→ What is asked
Write only the number of lines holding the string "Department".

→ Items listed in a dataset
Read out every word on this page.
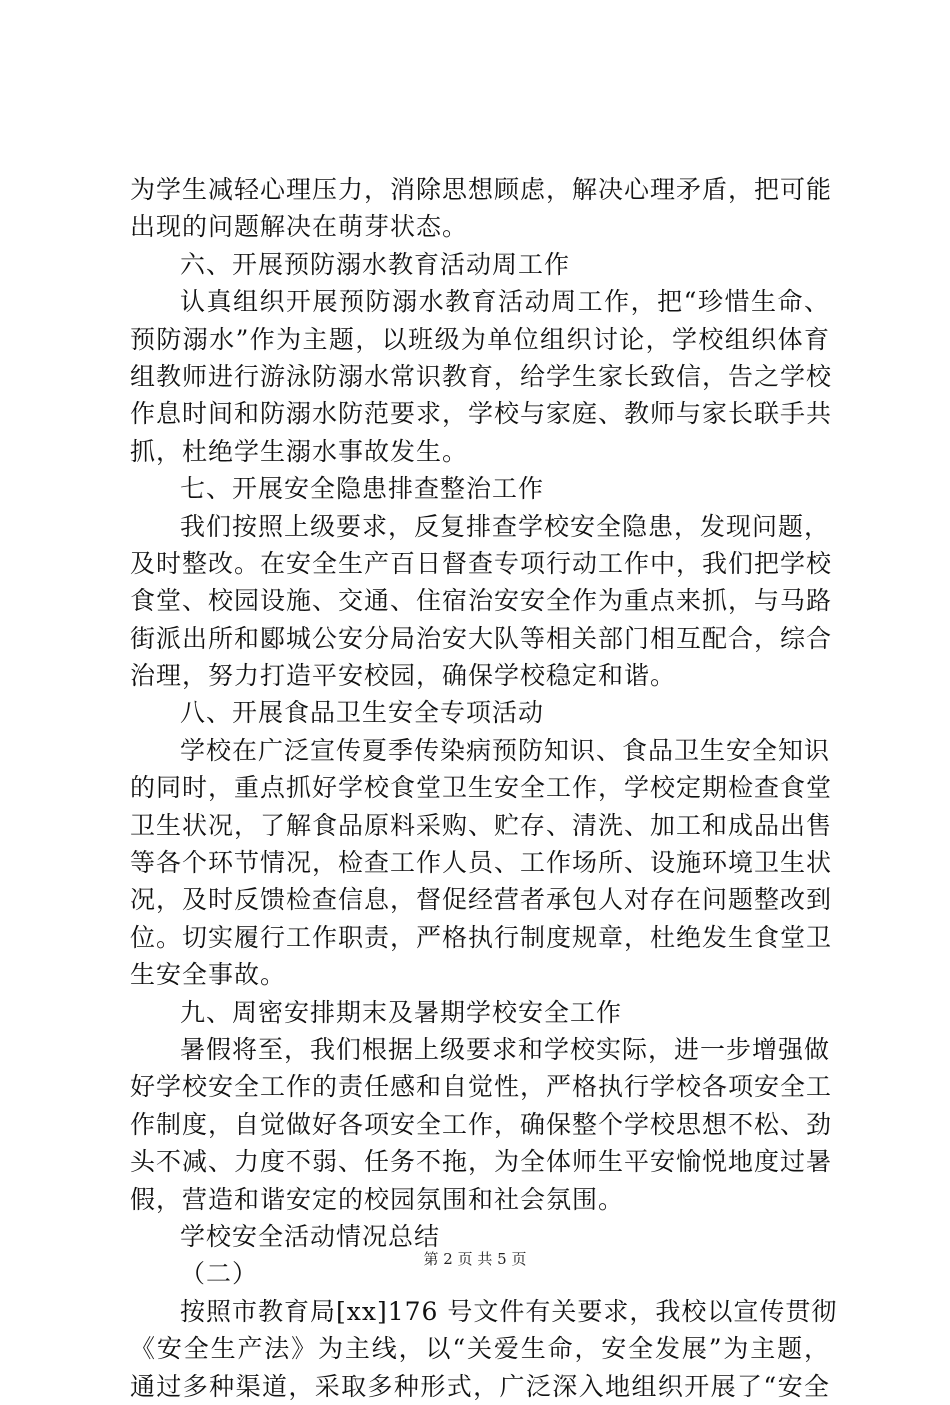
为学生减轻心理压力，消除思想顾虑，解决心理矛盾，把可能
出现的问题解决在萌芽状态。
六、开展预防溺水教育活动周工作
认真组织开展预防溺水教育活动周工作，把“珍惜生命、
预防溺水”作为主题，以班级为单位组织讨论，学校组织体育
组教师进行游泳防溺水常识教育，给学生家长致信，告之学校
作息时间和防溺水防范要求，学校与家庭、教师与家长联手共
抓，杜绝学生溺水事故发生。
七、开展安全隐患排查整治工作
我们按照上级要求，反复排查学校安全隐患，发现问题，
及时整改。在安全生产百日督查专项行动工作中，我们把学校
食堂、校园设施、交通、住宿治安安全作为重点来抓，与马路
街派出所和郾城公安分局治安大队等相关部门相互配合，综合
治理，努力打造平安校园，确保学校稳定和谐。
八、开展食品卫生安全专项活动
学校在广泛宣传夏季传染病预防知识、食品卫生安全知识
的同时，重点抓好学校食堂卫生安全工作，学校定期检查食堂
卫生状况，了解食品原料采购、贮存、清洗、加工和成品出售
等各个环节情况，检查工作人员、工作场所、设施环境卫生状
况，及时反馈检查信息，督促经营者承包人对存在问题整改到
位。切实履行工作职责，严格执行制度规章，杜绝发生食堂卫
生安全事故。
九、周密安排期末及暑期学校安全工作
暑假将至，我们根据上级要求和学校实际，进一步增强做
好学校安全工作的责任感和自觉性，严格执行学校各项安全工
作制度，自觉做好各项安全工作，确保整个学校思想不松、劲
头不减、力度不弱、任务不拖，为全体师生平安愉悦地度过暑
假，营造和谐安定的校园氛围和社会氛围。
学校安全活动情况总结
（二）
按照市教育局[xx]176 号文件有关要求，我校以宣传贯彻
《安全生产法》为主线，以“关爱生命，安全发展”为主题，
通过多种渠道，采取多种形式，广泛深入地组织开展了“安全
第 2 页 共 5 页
...
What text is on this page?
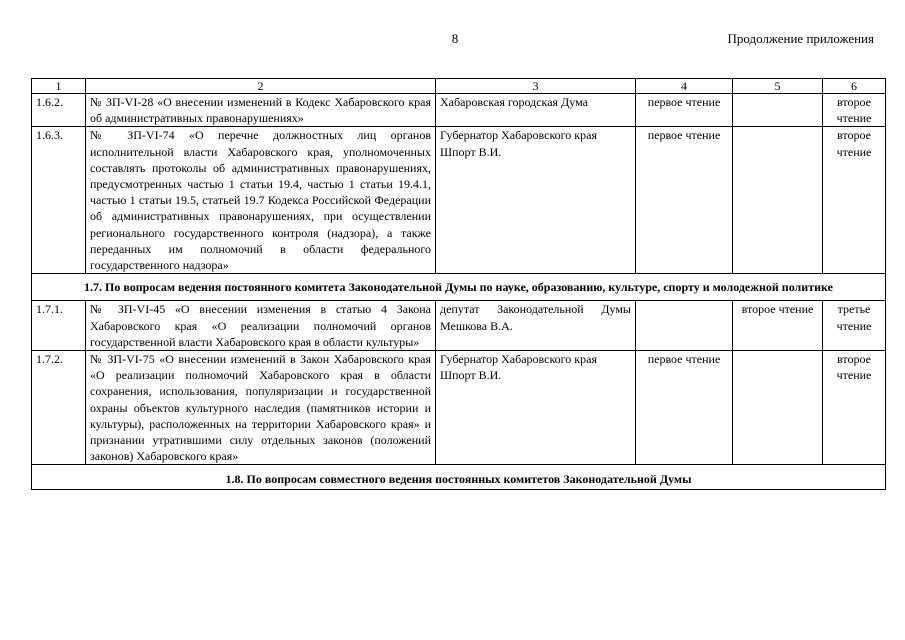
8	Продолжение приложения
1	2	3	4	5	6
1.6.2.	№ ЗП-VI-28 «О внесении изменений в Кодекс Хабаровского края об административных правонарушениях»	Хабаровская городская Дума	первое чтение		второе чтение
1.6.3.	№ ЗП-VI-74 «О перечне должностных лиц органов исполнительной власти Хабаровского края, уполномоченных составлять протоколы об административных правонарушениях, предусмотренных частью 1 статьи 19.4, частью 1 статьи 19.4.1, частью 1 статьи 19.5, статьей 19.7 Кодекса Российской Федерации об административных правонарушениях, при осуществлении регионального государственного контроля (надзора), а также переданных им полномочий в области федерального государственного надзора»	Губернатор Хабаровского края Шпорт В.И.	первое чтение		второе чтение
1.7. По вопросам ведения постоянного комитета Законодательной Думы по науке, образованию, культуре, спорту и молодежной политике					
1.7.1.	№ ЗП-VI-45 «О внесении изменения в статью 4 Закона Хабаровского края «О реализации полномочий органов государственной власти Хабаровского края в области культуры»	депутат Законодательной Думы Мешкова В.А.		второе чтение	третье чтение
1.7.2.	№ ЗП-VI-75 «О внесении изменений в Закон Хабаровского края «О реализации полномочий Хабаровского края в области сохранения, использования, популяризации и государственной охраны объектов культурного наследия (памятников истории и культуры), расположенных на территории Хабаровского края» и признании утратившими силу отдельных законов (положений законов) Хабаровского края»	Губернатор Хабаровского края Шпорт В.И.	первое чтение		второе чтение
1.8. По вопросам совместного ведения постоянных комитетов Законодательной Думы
==
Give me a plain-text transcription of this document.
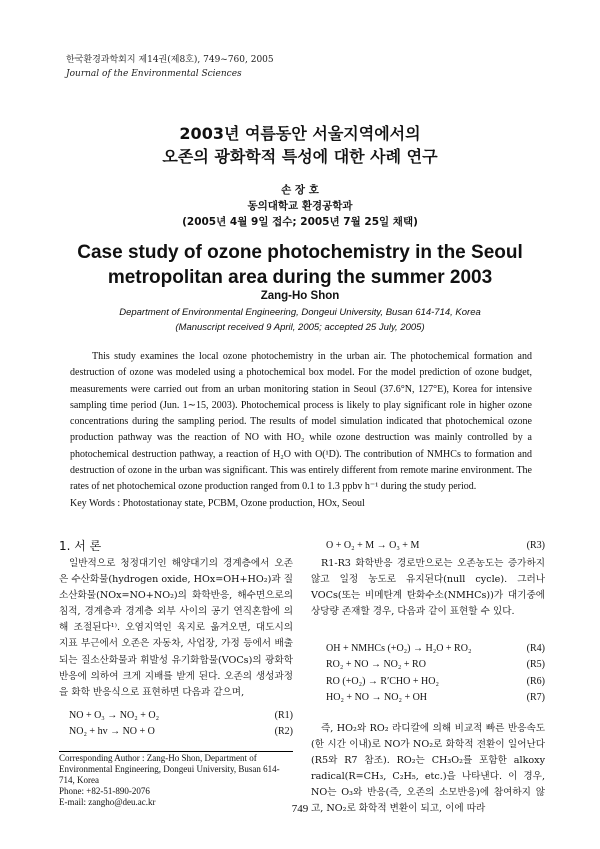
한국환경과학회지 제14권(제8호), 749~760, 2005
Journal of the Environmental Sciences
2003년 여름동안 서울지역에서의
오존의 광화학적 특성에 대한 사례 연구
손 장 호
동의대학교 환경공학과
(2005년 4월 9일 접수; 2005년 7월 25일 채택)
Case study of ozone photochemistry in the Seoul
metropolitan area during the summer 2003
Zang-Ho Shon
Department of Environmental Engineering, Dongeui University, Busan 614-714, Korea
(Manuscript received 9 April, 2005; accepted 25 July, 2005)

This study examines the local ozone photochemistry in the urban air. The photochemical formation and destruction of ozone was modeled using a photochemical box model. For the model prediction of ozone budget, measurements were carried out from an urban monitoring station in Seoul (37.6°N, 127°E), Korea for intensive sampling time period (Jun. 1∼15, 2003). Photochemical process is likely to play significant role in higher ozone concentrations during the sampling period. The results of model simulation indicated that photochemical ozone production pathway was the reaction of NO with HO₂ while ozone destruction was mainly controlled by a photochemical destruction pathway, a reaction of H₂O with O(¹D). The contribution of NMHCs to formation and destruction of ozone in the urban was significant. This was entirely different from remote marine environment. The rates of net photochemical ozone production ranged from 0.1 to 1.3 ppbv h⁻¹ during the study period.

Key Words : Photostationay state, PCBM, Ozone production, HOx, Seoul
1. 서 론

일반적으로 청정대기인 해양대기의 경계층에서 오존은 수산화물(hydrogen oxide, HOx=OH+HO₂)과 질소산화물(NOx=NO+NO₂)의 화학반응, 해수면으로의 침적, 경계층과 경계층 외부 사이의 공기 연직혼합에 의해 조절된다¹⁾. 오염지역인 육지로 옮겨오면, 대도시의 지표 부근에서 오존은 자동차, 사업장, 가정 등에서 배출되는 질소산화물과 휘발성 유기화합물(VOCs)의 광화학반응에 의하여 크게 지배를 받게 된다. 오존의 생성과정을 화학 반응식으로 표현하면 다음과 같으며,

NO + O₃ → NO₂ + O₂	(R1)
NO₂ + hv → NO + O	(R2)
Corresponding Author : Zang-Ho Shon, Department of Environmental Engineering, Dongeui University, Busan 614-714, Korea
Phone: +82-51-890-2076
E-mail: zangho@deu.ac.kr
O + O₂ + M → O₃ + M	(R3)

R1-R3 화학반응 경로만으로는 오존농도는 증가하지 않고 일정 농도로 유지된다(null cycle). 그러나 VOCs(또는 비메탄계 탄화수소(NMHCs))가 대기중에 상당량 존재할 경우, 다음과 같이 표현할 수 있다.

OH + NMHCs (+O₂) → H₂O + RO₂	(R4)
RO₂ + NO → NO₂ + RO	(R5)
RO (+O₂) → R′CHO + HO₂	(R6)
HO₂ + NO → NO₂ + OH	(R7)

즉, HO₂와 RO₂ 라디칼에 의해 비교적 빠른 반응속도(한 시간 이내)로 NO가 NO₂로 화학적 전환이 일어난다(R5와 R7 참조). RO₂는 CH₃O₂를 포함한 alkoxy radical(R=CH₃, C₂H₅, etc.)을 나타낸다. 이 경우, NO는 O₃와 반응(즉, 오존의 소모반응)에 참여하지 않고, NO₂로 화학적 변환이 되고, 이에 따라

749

→ Result
2